In the lines below, find how many contain the word "JSON" and report that figure alone.

..........

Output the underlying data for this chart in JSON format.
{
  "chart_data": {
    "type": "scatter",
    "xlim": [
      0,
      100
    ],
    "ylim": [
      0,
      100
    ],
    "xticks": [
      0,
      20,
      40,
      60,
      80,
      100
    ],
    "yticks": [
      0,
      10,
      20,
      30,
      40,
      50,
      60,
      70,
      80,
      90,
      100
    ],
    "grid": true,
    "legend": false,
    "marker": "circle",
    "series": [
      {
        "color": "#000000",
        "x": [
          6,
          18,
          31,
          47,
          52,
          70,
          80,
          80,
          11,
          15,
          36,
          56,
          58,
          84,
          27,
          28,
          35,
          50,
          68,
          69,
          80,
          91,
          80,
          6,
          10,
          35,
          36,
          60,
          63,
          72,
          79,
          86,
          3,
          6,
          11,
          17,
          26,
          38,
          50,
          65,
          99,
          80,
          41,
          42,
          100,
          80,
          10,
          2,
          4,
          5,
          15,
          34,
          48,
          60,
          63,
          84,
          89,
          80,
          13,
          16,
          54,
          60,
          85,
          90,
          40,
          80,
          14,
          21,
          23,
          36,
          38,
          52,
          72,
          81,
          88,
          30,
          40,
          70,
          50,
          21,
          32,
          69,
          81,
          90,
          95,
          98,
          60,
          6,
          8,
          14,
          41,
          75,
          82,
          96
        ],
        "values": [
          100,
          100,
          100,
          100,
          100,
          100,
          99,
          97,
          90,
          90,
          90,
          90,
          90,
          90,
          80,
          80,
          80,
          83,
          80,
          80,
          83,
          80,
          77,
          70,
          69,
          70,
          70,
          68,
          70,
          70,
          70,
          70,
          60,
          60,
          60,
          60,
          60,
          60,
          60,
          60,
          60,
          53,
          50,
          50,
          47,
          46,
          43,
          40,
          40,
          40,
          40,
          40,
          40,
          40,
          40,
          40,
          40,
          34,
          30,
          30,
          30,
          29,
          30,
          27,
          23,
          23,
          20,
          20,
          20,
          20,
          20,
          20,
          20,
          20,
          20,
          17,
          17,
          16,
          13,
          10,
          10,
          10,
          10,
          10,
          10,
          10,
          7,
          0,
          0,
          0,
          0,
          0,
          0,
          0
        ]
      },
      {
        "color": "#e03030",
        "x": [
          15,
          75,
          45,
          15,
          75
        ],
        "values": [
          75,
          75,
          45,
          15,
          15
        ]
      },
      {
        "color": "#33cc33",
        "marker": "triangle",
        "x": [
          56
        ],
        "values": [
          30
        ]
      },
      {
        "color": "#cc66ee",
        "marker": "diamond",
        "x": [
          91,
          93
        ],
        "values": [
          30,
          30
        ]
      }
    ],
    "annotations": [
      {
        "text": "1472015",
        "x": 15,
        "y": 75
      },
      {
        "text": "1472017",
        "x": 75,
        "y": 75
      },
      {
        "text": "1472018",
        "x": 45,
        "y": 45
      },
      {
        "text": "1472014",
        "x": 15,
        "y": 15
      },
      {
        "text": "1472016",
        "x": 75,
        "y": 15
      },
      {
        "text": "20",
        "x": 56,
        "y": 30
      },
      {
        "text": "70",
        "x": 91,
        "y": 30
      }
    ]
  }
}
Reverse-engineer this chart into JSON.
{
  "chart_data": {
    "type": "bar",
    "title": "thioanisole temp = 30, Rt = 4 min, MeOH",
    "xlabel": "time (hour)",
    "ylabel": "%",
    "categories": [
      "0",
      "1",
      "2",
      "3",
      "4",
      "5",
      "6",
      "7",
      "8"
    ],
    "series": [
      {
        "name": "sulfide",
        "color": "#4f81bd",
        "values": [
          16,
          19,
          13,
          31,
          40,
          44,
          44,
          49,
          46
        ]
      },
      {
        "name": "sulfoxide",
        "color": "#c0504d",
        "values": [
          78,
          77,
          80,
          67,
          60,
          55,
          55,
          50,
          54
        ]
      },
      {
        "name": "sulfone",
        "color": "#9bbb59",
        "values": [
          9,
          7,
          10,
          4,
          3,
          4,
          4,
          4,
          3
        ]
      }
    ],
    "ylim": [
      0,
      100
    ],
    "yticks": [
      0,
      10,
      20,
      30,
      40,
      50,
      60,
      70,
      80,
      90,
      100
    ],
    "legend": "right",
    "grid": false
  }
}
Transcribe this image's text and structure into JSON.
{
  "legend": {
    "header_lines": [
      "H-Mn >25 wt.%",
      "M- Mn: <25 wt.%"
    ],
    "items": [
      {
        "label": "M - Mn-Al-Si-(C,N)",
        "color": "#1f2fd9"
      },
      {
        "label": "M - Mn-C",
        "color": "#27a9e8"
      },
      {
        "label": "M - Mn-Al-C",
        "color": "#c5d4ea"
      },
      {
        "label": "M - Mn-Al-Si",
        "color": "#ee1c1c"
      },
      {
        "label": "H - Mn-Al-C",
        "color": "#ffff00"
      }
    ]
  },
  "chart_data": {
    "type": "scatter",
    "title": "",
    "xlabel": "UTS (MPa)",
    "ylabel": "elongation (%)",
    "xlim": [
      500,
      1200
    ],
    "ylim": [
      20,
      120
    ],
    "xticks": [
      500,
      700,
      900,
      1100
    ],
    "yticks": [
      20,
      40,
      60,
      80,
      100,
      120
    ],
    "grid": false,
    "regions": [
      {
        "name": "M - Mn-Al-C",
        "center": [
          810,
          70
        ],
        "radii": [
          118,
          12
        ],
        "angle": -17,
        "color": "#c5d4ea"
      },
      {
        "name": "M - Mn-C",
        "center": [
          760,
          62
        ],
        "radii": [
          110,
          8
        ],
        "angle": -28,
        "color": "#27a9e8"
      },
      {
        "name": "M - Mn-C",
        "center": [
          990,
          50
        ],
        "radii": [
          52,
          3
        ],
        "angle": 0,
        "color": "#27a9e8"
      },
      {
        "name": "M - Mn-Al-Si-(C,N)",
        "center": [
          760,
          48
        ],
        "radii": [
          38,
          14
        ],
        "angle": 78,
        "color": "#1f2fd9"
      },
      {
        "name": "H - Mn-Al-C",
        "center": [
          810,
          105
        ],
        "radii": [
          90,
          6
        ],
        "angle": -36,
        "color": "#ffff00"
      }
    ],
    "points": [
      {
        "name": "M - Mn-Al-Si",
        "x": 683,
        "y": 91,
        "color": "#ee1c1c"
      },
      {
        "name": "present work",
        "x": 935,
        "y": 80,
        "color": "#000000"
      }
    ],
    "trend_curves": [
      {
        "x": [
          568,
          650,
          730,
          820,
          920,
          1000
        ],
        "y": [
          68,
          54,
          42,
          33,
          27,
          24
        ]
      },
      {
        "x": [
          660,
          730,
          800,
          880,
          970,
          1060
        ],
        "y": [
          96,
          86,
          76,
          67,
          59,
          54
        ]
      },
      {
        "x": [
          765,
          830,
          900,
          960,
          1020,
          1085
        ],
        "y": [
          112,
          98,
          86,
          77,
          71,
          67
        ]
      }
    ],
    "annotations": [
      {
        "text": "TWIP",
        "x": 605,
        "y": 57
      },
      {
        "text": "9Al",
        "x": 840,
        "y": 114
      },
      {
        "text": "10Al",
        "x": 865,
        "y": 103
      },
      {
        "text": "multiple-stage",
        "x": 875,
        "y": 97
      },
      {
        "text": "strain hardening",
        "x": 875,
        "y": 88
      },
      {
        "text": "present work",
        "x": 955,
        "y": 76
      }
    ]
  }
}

..........

Answer for this exercise:
3